§ **GIVEN PROBLEM**
Can you reproduce every line of the data below verbatim, omitting the pictures?

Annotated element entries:
-- -- --
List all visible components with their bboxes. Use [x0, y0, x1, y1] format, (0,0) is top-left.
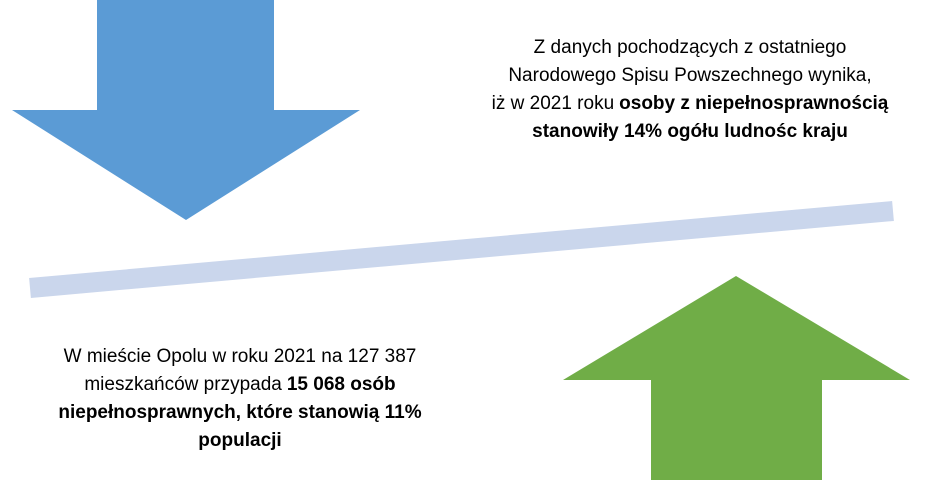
text-line: niepełnosprawnych, które stanowią 11%: [58, 402, 421, 423]
up-arrow: [563, 276, 910, 480]
bold-text: stanowiły 14% ogółu ludnośc kraju: [532, 121, 848, 142]
top-text: Z danych pochodzących z ostatniego Narodo…: [492, 37, 889, 142]
text-line: mieszkańców przypada 15 068 osób: [84, 374, 395, 395]
text: W mieście Opolu w roku 2021 na 127 387: [64, 346, 417, 367]
text-line: Narodowego Spisu Powszechnego wynika,: [508, 65, 871, 86]
bottom-text: W mieście Opolu w roku 2021 na 127 387 mi…: [58, 346, 421, 451]
text-line: populacji: [198, 430, 281, 451]
bold-text: niepełnosprawnych, które stanowią 11%: [58, 402, 421, 423]
bold-text: 15 068 osób: [287, 374, 396, 395]
text: Narodowego Spisu Powszechnego wynika,: [508, 65, 871, 86]
text: mieszkańców przypada: [84, 374, 282, 395]
divider-band: [29, 201, 894, 298]
down-arrow: [12, 0, 360, 220]
text-line: W mieście Opolu w roku 2021 na 127 387: [64, 346, 417, 367]
text-line: iż w 2021 roku osoby z niepełnosprawności…: [492, 93, 889, 114]
text-line: Z danych pochodzących z ostatniego: [534, 37, 847, 58]
text: iż w 2021 roku: [492, 93, 615, 114]
text-line: stanowiły 14% ogółu ludnośc kraju: [532, 121, 848, 142]
bold-text: osoby z niepełnosprawnością: [619, 93, 889, 114]
text: Z danych pochodzących z ostatniego: [534, 37, 847, 58]
bold-text: populacji: [198, 430, 281, 451]
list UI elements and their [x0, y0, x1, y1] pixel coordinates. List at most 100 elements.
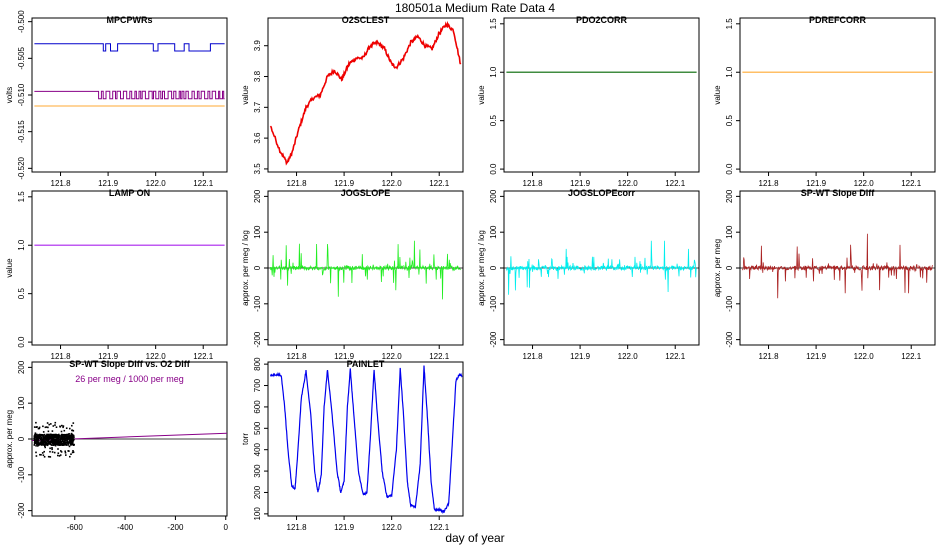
scatter-point — [45, 426, 48, 428]
y-tick-label: 3.7 — [253, 101, 262, 113]
scatter-point — [39, 453, 41, 456]
scatter-point — [69, 455, 71, 458]
scatter-point — [48, 436, 51, 439]
scatter-point — [66, 440, 68, 442]
scatter-point — [35, 436, 37, 439]
scatter-point — [55, 434, 57, 436]
scatter-point — [71, 451, 74, 454]
scatter-point — [43, 433, 46, 436]
scatter-point — [50, 433, 52, 436]
scatter-point — [42, 425, 44, 428]
scatter-point — [61, 437, 63, 440]
scatter-point — [51, 448, 53, 451]
scatter-point — [56, 440, 58, 443]
scatter-point — [52, 444, 55, 446]
scatter-point — [38, 427, 41, 430]
scatter-point — [59, 425, 61, 428]
panel-painlet: PAINLET 121.8 121.9 122.0 122.1 100 200 300 400 5… — [241, 357, 464, 532]
scatter-point — [52, 441, 55, 444]
scatter-point — [41, 436, 43, 438]
scatter-point — [52, 435, 54, 438]
series-line — [742, 233, 933, 299]
scatter-point — [71, 433, 74, 436]
scatter-point — [59, 443, 62, 446]
y-tick-label: -200 — [725, 331, 734, 348]
scatter-point — [51, 434, 54, 437]
scatter-point — [72, 451, 75, 453]
scatter-point — [70, 440, 73, 442]
scatter-point — [68, 450, 70, 452]
scatter-point — [62, 442, 65, 445]
series-line — [269, 365, 463, 515]
x-tick-label: 121.9 — [334, 179, 355, 188]
scatter-point — [55, 439, 57, 442]
y-tick-label: 300 — [253, 464, 262, 478]
scatter-point — [42, 431, 45, 433]
y-axis-label: value — [5, 258, 14, 278]
scatter-point — [66, 435, 68, 438]
scatter-point — [50, 437, 53, 439]
x-tick-label: 121.8 — [51, 179, 72, 188]
scatter-point — [41, 452, 44, 454]
panel-title: JOGSLOPEcorr — [568, 188, 636, 198]
scatter-point — [38, 436, 40, 438]
scatter-point — [53, 451, 56, 454]
scatter-point — [61, 424, 63, 427]
panel-title: PAINLET — [347, 359, 385, 369]
scatter-point — [47, 430, 50, 433]
x-tick-label: 122.1 — [193, 352, 214, 361]
scatter-point — [36, 439, 39, 442]
scatter-point — [73, 436, 75, 438]
series-line — [34, 43, 225, 52]
scatter-point — [49, 456, 52, 458]
scatter-point — [35, 455, 38, 457]
scatter-point — [34, 434, 36, 436]
x-tick-label: 122.0 — [146, 352, 167, 361]
x-tick-label: 121.9 — [570, 352, 591, 361]
y-tick-label: 1.5 — [17, 191, 26, 203]
scatter-point — [45, 443, 48, 446]
scatter-point — [70, 433, 73, 436]
scatter-point — [48, 423, 50, 426]
plot-frame — [31, 190, 228, 346]
scatter-point — [59, 438, 61, 440]
scatter-point — [68, 436, 70, 439]
scatter-point — [61, 444, 64, 446]
scatter-point — [47, 426, 49, 429]
y-tick-label: -100 — [17, 466, 26, 483]
scatter-point — [66, 439, 68, 441]
scatter-point — [58, 440, 61, 442]
scatter-point — [60, 450, 62, 452]
scatter-point — [47, 441, 49, 444]
x-tick-label: 121.8 — [759, 352, 780, 361]
scatter-point — [51, 447, 53, 449]
fit-annotation: 26 per meg / 1000 per meg — [75, 374, 184, 384]
y-axis-label: value — [241, 85, 250, 105]
scatter-point — [35, 426, 38, 428]
scatter-point — [71, 435, 74, 437]
scatter-point — [62, 435, 64, 438]
y-tick-label: 0 — [489, 265, 498, 270]
scatter-point — [33, 437, 35, 440]
scatter-point — [56, 437, 59, 440]
scatter-point — [52, 440, 55, 443]
panel-mpcpwrs: MPCPWRs 121.8 121.9 122.0 122.1 -0.520 -0.515 -… — [5, 10, 228, 188]
scatter-point — [72, 438, 74, 441]
y-tick-label: 0.0 — [489, 163, 498, 175]
scatter-point — [71, 424, 73, 427]
scatter-point — [40, 433, 42, 436]
scatter-point — [51, 451, 54, 453]
scatter-point — [56, 435, 58, 437]
scatter-point — [57, 444, 59, 446]
plot-frame — [739, 17, 936, 173]
scatter-point — [63, 440, 65, 442]
x-tick-label: 122.1 — [429, 179, 450, 188]
panel-jogslopecorr: JOGSLOPEcorr 121.8 121.9 122.0 122.1 -200 -100… — [477, 188, 700, 361]
scatter-point — [33, 444, 36, 446]
scatter-point — [68, 434, 70, 436]
scatter-point — [65, 427, 68, 429]
scatter-point — [69, 440, 71, 443]
scatter-point — [67, 441, 70, 443]
scatter-point — [33, 426, 36, 428]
-- -- --
§ **RESPONSE TO THE EXERCISE**
List all visible components with their bboxes. Use [x0, y0, x1, y1] format, (0,0) is top-left.
text-line: niepełnosprawnych, które stanowią 11%: [58, 402, 421, 423]
up-arrow: [563, 276, 910, 480]
bold-text: stanowiły 14% ogółu ludnośc kraju: [532, 121, 848, 142]
top-text: Z danych pochodzących z ostatniego Narodo…: [492, 37, 889, 142]
text-line: mieszkańców przypada 15 068 osób: [84, 374, 395, 395]
text: W mieście Opolu w roku 2021 na 127 387: [64, 346, 417, 367]
text-line: Narodowego Spisu Powszechnego wynika,: [508, 65, 871, 86]
bottom-text: W mieście Opolu w roku 2021 na 127 387 mi…: [58, 346, 421, 451]
text-line: populacji: [198, 430, 281, 451]
bold-text: niepełnosprawnych, które stanowią 11%: [58, 402, 421, 423]
bold-text: 15 068 osób: [287, 374, 396, 395]
text: Narodowego Spisu Powszechnego wynika,: [508, 65, 871, 86]
text: mieszkańców przypada: [84, 374, 282, 395]
divider-band: [29, 201, 894, 298]
down-arrow: [12, 0, 360, 220]
text-line: W mieście Opolu w roku 2021 na 127 387: [64, 346, 417, 367]
text-line: iż w 2021 roku osoby z niepełnosprawności…: [492, 93, 889, 114]
text-line: Z danych pochodzących z ostatniego: [534, 37, 847, 58]
text: iż w 2021 roku: [492, 93, 615, 114]
text-line: stanowiły 14% ogółu ludnośc kraju: [532, 121, 848, 142]
bold-text: osoby z niepełnosprawnością: [619, 93, 889, 114]
text: Z danych pochodzących z ostatniego: [534, 37, 847, 58]
bold-text: populacji: [198, 430, 281, 451]
list UI elements and their [x0, y0, x1, y1] pixel coordinates. List at most 100 elements.
scatter-point — [45, 426, 48, 428]
y-tick-label: 3.7 — [253, 101, 262, 113]
scatter-point — [39, 453, 41, 456]
scatter-point — [69, 455, 71, 458]
scatter-point — [48, 436, 51, 439]
scatter-point — [66, 440, 68, 442]
scatter-point — [35, 436, 37, 439]
scatter-point — [55, 434, 57, 436]
scatter-point — [71, 451, 74, 454]
scatter-point — [43, 433, 46, 436]
scatter-point — [50, 433, 52, 436]
scatter-point — [42, 425, 44, 428]
scatter-point — [61, 437, 63, 440]
scatter-point — [51, 448, 53, 451]
scatter-point — [56, 440, 58, 443]
scatter-point — [52, 444, 55, 446]
scatter-point — [38, 427, 41, 430]
scatter-point — [59, 425, 61, 428]
panel-painlet: PAINLET 121.8 121.9 122.0 122.1 100 200 300 400 5… — [241, 357, 464, 532]
scatter-point — [52, 441, 55, 444]
scatter-point — [41, 436, 43, 438]
scatter-point — [52, 435, 54, 438]
series-line — [742, 233, 933, 299]
scatter-point — [71, 433, 74, 436]
scatter-point — [59, 443, 62, 446]
y-tick-label: -200 — [725, 331, 734, 348]
scatter-point — [51, 434, 54, 437]
scatter-point — [72, 451, 75, 453]
scatter-point — [70, 440, 73, 442]
scatter-point — [68, 450, 70, 452]
scatter-point — [62, 442, 65, 445]
series-line — [269, 365, 463, 515]
x-tick-label: 121.9 — [334, 179, 355, 188]
scatter-point — [55, 439, 57, 442]
y-tick-label: 300 — [253, 464, 262, 478]
scatter-point — [42, 431, 45, 433]
y-axis-label: value — [5, 258, 14, 278]
scatter-point — [66, 435, 68, 438]
scatter-point — [50, 437, 53, 439]
x-tick-label: 121.8 — [51, 179, 72, 188]
scatter-point — [41, 452, 44, 454]
panel-title: JOGSLOPEcorr — [568, 188, 636, 198]
scatter-point — [38, 436, 40, 438]
scatter-point — [53, 451, 56, 454]
scatter-point — [61, 424, 63, 427]
panel-title: PAINLET — [347, 359, 385, 369]
scatter-point — [47, 430, 50, 433]
x-tick-label: 122.1 — [193, 352, 214, 361]
scatter-point — [36, 439, 39, 442]
scatter-point — [73, 436, 75, 438]
series-line — [34, 43, 225, 52]
scatter-point — [49, 456, 52, 458]
scatter-point — [35, 455, 38, 457]
scatter-point — [34, 434, 36, 436]
x-tick-label: 122.0 — [146, 352, 167, 361]
x-tick-label: 121.9 — [570, 352, 591, 361]
y-tick-label: 1.5 — [17, 191, 26, 203]
scatter-point — [45, 443, 48, 446]
scatter-point — [70, 433, 73, 436]
scatter-point — [48, 423, 50, 426]
plot-frame — [31, 190, 228, 346]
scatter-point — [59, 438, 61, 440]
scatter-point — [68, 436, 70, 439]
scatter-point — [61, 444, 64, 446]
scatter-point — [47, 426, 49, 429]
y-tick-label: -100 — [17, 466, 26, 483]
scatter-point — [66, 439, 68, 441]
scatter-point — [58, 440, 61, 442]
scatter-point — [60, 450, 62, 452]
scatter-point — [47, 441, 49, 444]
x-tick-label: 121.8 — [759, 352, 780, 361]
scatter-point — [51, 447, 53, 449]
fit-annotation: 26 per meg / 1000 per meg — [75, 374, 184, 384]
y-axis-label: value — [241, 85, 250, 105]
scatter-point — [35, 426, 38, 428]
scatter-point — [71, 435, 74, 437]
scatter-point — [62, 435, 64, 438]
y-tick-label: 0 — [489, 265, 498, 270]
scatter-point — [33, 437, 35, 440]
scatter-point — [56, 437, 59, 440]
scatter-point — [52, 440, 55, 443]
panel-mpcpwrs: MPCPWRs 121.8 121.9 122.0 122.1 -0.520 -0.515 -… — [5, 10, 228, 188]
scatter-point — [72, 438, 74, 441]
y-tick-label: 0.0 — [489, 163, 498, 175]
scatter-point — [71, 424, 73, 427]
scatter-point — [40, 433, 42, 436]
scatter-point — [51, 451, 54, 453]
scatter-point — [56, 435, 58, 437]
scatter-point — [57, 444, 59, 446]
plot-frame — [739, 17, 936, 173]
scatter-point — [63, 440, 65, 442]
x-tick-label: 122.1 — [429, 179, 450, 188]
panel-jogslopecorr: JOGSLOPEcorr 121.8 121.9 122.0 122.1 -200 -100… — [477, 188, 700, 361]
scatter-point — [33, 444, 36, 446]
scatter-point — [68, 434, 70, 436]
scatter-point — [65, 427, 68, 429]
scatter-point — [69, 440, 71, 443]
scatter-point — [67, 441, 70, 443]
scatter-point — [33, 426, 36, 428]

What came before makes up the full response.